(Data items)
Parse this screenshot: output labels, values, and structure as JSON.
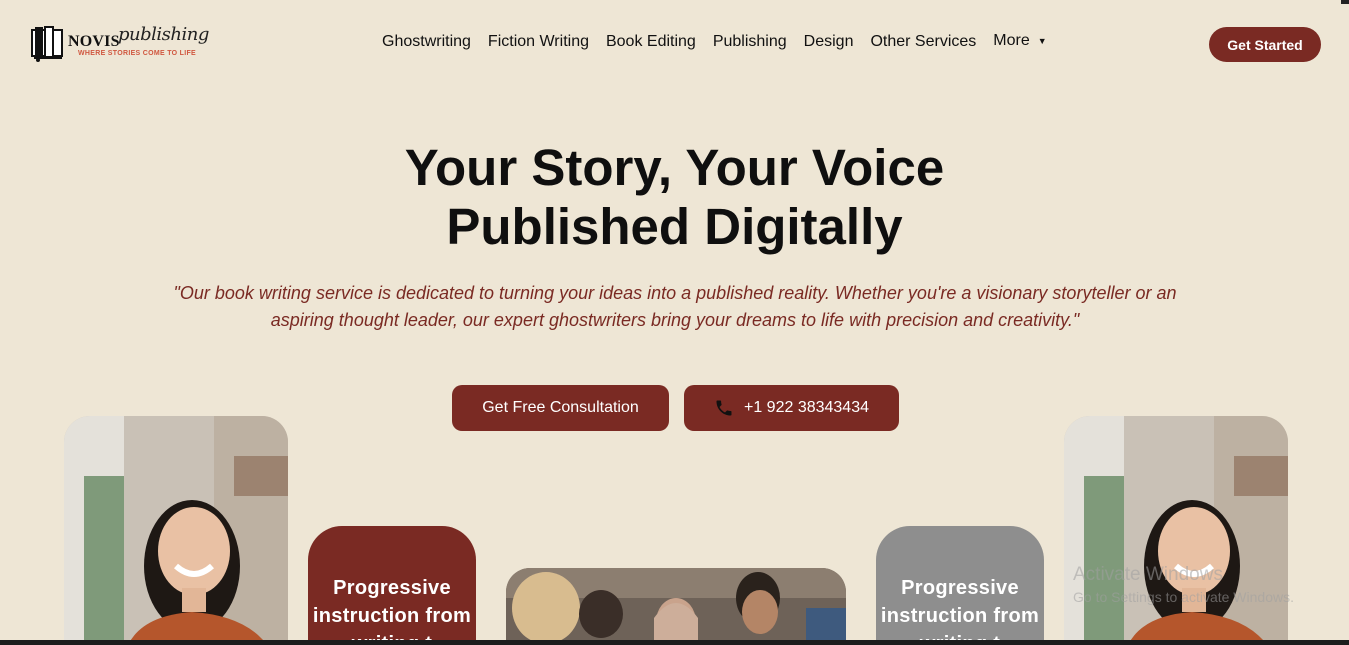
{
  "brand": {
    "name": "NOVIS",
    "script": "publishing",
    "tagline": "WHERE STORIES COME TO LIFE"
  },
  "nav": {
    "items": [
      "Ghostwriting",
      "Fiction Writing",
      "Book Editing",
      "Publishing",
      "Design",
      "Other Services"
    ],
    "more_label": "More",
    "cta_label": "Get Started"
  },
  "hero": {
    "title_line1": "Your Story, Your Voice",
    "title_line2": "Published Digitally",
    "quote": "\"Our book writing service is dedicated to turning your ideas into a published reality. Whether you're a visionary storyteller or an aspiring thought leader, our expert ghostwriters bring your dreams to life with precision and creativity.\"",
    "consult_label": "Get Free Consultation",
    "phone_label": "+1 922 38343434"
  },
  "cards": {
    "red_text": "Progressive instruction from writing t",
    "grey_text": "Progressive instruction from writing t"
  },
  "watermark": {
    "title": "Activate Windows",
    "subtitle": "Go to Settings to activate Windows."
  },
  "colors": {
    "background": "#EEE6D5",
    "brand": "#7A2A23",
    "grey_card": "#8E8E8E"
  }
}
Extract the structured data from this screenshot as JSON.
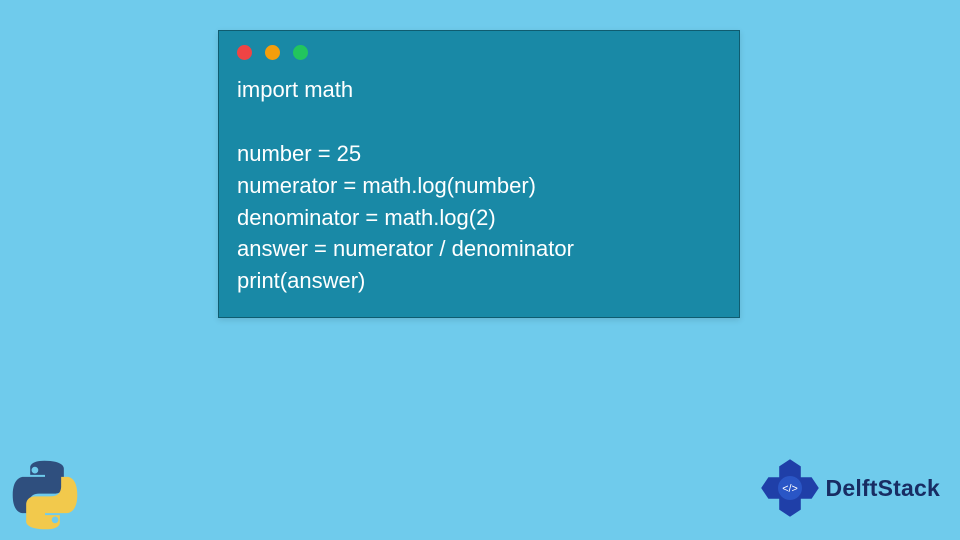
{
  "code": {
    "lines": [
      "import math",
      "",
      "number = 25",
      "numerator = math.log(number)",
      "denominator = math.log(2)",
      "answer = numerator / denominator",
      "print(answer)"
    ]
  },
  "traffic_lights": [
    "red",
    "amber",
    "green"
  ],
  "brand": {
    "name": "DelftStack"
  },
  "colors": {
    "page_bg": "#6fcbec",
    "window_bg": "#1989a6",
    "brand_text": "#182d63"
  }
}
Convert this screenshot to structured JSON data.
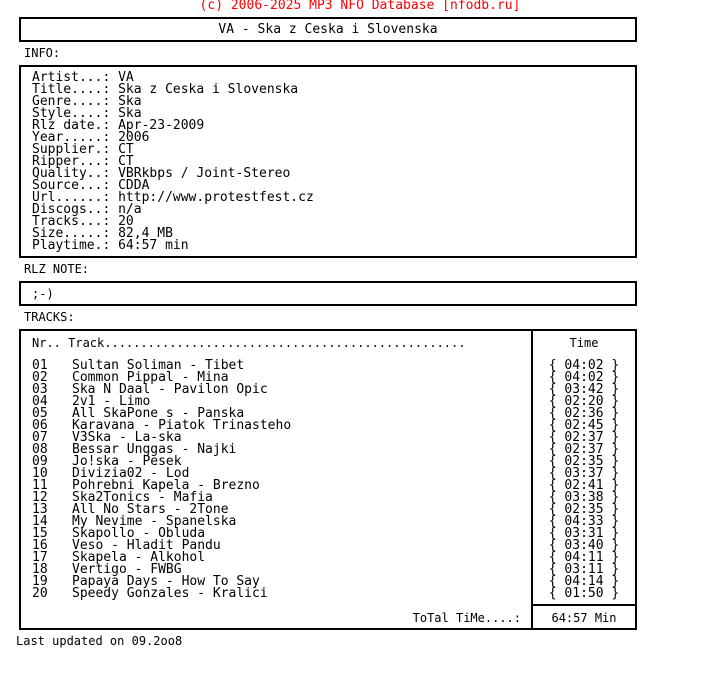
{
  "copyright": "(c) 2006-2025 MP3 NFO Database [nfodb.ru]",
  "title": "VA - Ska z Ceska i Slovenska",
  "info_label": "INFO:",
  "info": [
    {
      "key": "Artist...:",
      "value": "VA"
    },
    {
      "key": "Title....:",
      "value": "Ska z Ceska i Slovenska"
    },
    {
      "key": "Genre....:",
      "value": "Ska"
    },
    {
      "key": "Style....:",
      "value": "Ska"
    },
    {
      "key": "Rlz date.:",
      "value": "Apr-23-2009"
    },
    {
      "key": "Year.....:",
      "value": "2006"
    },
    {
      "key": "Supplier.:",
      "value": "CT"
    },
    {
      "key": "Ripper...:",
      "value": "CT"
    },
    {
      "key": "Quality..:",
      "value": "VBRkbps / Joint-Stereo"
    },
    {
      "key": "Source...:",
      "value": "CDDA"
    },
    {
      "key": "Url......:",
      "value": "http://www.protestfest.cz"
    },
    {
      "key": "Discogs..:",
      "value": "n/a"
    },
    {
      "key": "Tracks...:",
      "value": "20"
    },
    {
      "key": "Size.....:",
      "value": "82,4 MB"
    },
    {
      "key": "Playtime.:",
      "value": "64:57 min"
    }
  ],
  "note_label": "RLZ NOTE:",
  "note": ";-)",
  "tracks_label": "TRACKS:",
  "tracks_header": "Nr.. Track..................................................",
  "time_header": "Time",
  "tracks": [
    {
      "nr": "01",
      "name": "Sultan Soliman - Tibet",
      "time": "{ 04:02 }"
    },
    {
      "nr": "02",
      "name": "Common Pippal - Mina",
      "time": "{ 04:02 }"
    },
    {
      "nr": "03",
      "name": "Ska N Daal - Pavilon Opic",
      "time": "{ 03:42 }"
    },
    {
      "nr": "04",
      "name": "2v1 - Limo",
      "time": "{ 02:20 }"
    },
    {
      "nr": "05",
      "name": "All SkaPone s - Panska",
      "time": "{ 02:36 }"
    },
    {
      "nr": "06",
      "name": "Karavana - Piatok Trinasteho",
      "time": "{ 02:45 }"
    },
    {
      "nr": "07",
      "name": "V3Ska - La-ska",
      "time": "{ 02:37 }"
    },
    {
      "nr": "08",
      "name": "Bessar Unggas - Najki",
      "time": "{ 02:37 }"
    },
    {
      "nr": "09",
      "name": "Jo!ska - Pesek",
      "time": "{ 02:35 }"
    },
    {
      "nr": "10",
      "name": "Divizia02 - Lod",
      "time": "{ 03:37 }"
    },
    {
      "nr": "11",
      "name": "Pohrebni Kapela - Brezno",
      "time": "{ 02:41 }"
    },
    {
      "nr": "12",
      "name": "Ska2Tonics - Mafia",
      "time": "{ 03:38 }"
    },
    {
      "nr": "13",
      "name": "All No Stars - 2Tone",
      "time": "{ 02:35 }"
    },
    {
      "nr": "14",
      "name": "My Nevime - Spanelska",
      "time": "{ 04:33 }"
    },
    {
      "nr": "15",
      "name": "Skapollo - Obluda",
      "time": "{ 03:31 }"
    },
    {
      "nr": "16",
      "name": "Veso - Hladit Pandu",
      "time": "{ 03:40 }"
    },
    {
      "nr": "17",
      "name": "Skapela - Alkohol",
      "time": "{ 04:11 }"
    },
    {
      "nr": "18",
      "name": "Vertigo - FWBG",
      "time": "{ 03:11 }"
    },
    {
      "nr": "19",
      "name": "Papaya Days - How To Say",
      "time": "{ 04:14 }"
    },
    {
      "nr": "20",
      "name": "Speedy Gonzales - Kralici",
      "time": "{ 01:50 }"
    }
  ],
  "total_label": "ToTal TiMe....:",
  "total_value": "64:57 Min",
  "updated": "Last updated on 09.2oo8",
  "colors": {
    "copyright": "#ff0000",
    "border": "#000000",
    "text": "#000000"
  }
}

# Written exercise
Every entry above needs to be retyped exactly; drop the pictures.

# Solution below
Parse this screenshot: output labels, values, and structure as JSON.
{
  "brand": {
    "name": "NOVIS",
    "script": "publishing",
    "tagline": "WHERE STORIES COME TO LIFE"
  },
  "nav": {
    "items": [
      "Ghostwriting",
      "Fiction Writing",
      "Book Editing",
      "Publishing",
      "Design",
      "Other Services"
    ],
    "more_label": "More",
    "cta_label": "Get Started"
  },
  "hero": {
    "title_line1": "Your Story, Your Voice",
    "title_line2": "Published Digitally",
    "quote": "\"Our book writing service is dedicated to turning your ideas into a published reality. Whether you're a visionary storyteller or an aspiring thought leader, our expert ghostwriters bring your dreams to life with precision and creativity.\"",
    "consult_label": "Get Free Consultation",
    "phone_label": "+1 922 38343434"
  },
  "cards": {
    "red_text": "Progressive instruction from writing t",
    "grey_text": "Progressive instruction from writing t"
  },
  "watermark": {
    "title": "Activate Windows",
    "subtitle": "Go to Settings to activate Windows."
  },
  "colors": {
    "background": "#EEE6D5",
    "brand": "#7A2A23",
    "grey_card": "#8E8E8E"
  }
}
Extract the structured data from this screenshot as JSON.
{
  "code": {
    "lines": [
      "import math",
      "",
      "number = 25",
      "numerator = math.log(number)",
      "denominator = math.log(2)",
      "answer = numerator / denominator",
      "print(answer)"
    ]
  },
  "traffic_lights": [
    "red",
    "amber",
    "green"
  ],
  "brand": {
    "name": "DelftStack"
  },
  "colors": {
    "page_bg": "#6fcbec",
    "window_bg": "#1989a6",
    "brand_text": "#182d63"
  }
}
Convert this screenshot to structured JSON data.
{
  "copyright": "(c) 2006-2025 MP3 NFO Database [nfodb.ru]",
  "title": "VA - Ska z Ceska i Slovenska",
  "info_label": "INFO:",
  "info": [
    {
      "key": "Artist...:",
      "value": "VA"
    },
    {
      "key": "Title....:",
      "value": "Ska z Ceska i Slovenska"
    },
    {
      "key": "Genre....:",
      "value": "Ska"
    },
    {
      "key": "Style....:",
      "value": "Ska"
    },
    {
      "key": "Rlz date.:",
      "value": "Apr-23-2009"
    },
    {
      "key": "Year.....:",
      "value": "2006"
    },
    {
      "key": "Supplier.:",
      "value": "CT"
    },
    {
      "key": "Ripper...:",
      "value": "CT"
    },
    {
      "key": "Quality..:",
      "value": "VBRkbps / Joint-Stereo"
    },
    {
      "key": "Source...:",
      "value": "CDDA"
    },
    {
      "key": "Url......:",
      "value": "http://www.protestfest.cz"
    },
    {
      "key": "Discogs..:",
      "value": "n/a"
    },
    {
      "key": "Tracks...:",
      "value": "20"
    },
    {
      "key": "Size.....:",
      "value": "82,4 MB"
    },
    {
      "key": "Playtime.:",
      "value": "64:57 min"
    }
  ],
  "note_label": "RLZ NOTE:",
  "note": ";-)",
  "tracks_label": "TRACKS:",
  "tracks_header": "Nr.. Track..................................................",
  "time_header": "Time",
  "tracks": [
    {
      "nr": "01",
      "name": "Sultan Soliman - Tibet",
      "time": "{ 04:02 }"
    },
    {
      "nr": "02",
      "name": "Common Pippal - Mina",
      "time": "{ 04:02 }"
    },
    {
      "nr": "03",
      "name": "Ska N Daal - Pavilon Opic",
      "time": "{ 03:42 }"
    },
    {
      "nr": "04",
      "name": "2v1 - Limo",
      "time": "{ 02:20 }"
    },
    {
      "nr": "05",
      "name": "All SkaPone s - Panska",
      "time": "{ 02:36 }"
    },
    {
      "nr": "06",
      "name": "Karavana - Piatok Trinasteho",
      "time": "{ 02:45 }"
    },
    {
      "nr": "07",
      "name": "V3Ska - La-ska",
      "time": "{ 02:37 }"
    },
    {
      "nr": "08",
      "name": "Bessar Unggas - Najki",
      "time": "{ 02:37 }"
    },
    {
      "nr": "09",
      "name": "Jo!ska - Pesek",
      "time": "{ 02:35 }"
    },
    {
      "nr": "10",
      "name": "Divizia02 - Lod",
      "time": "{ 03:37 }"
    },
    {
      "nr": "11",
      "name": "Pohrebni Kapela - Brezno",
      "time": "{ 02:41 }"
    },
    {
      "nr": "12",
      "name": "Ska2Tonics - Mafia",
      "time": "{ 03:38 }"
    },
    {
      "nr": "13",
      "name": "All No Stars - 2Tone",
      "time": "{ 02:35 }"
    },
    {
      "nr": "14",
      "name": "My Nevime - Spanelska",
      "time": "{ 04:33 }"
    },
    {
      "nr": "15",
      "name": "Skapollo - Obluda",
      "time": "{ 03:31 }"
    },
    {
      "nr": "16",
      "name": "Veso - Hladit Pandu",
      "time": "{ 03:40 }"
    },
    {
      "nr": "17",
      "name": "Skapela - Alkohol",
      "time": "{ 04:11 }"
    },
    {
      "nr": "18",
      "name": "Vertigo - FWBG",
      "time": "{ 03:11 }"
    },
    {
      "nr": "19",
      "name": "Papaya Days - How To Say",
      "time": "{ 04:14 }"
    },
    {
      "nr": "20",
      "name": "Speedy Gonzales - Kralici",
      "time": "{ 01:50 }"
    }
  ],
  "total_label": "ToTal TiMe....:",
  "total_value": "64:57 Min",
  "updated": "Last updated on 09.2oo8",
  "colors": {
    "copyright": "#ff0000",
    "border": "#000000",
    "text": "#000000"
  }
}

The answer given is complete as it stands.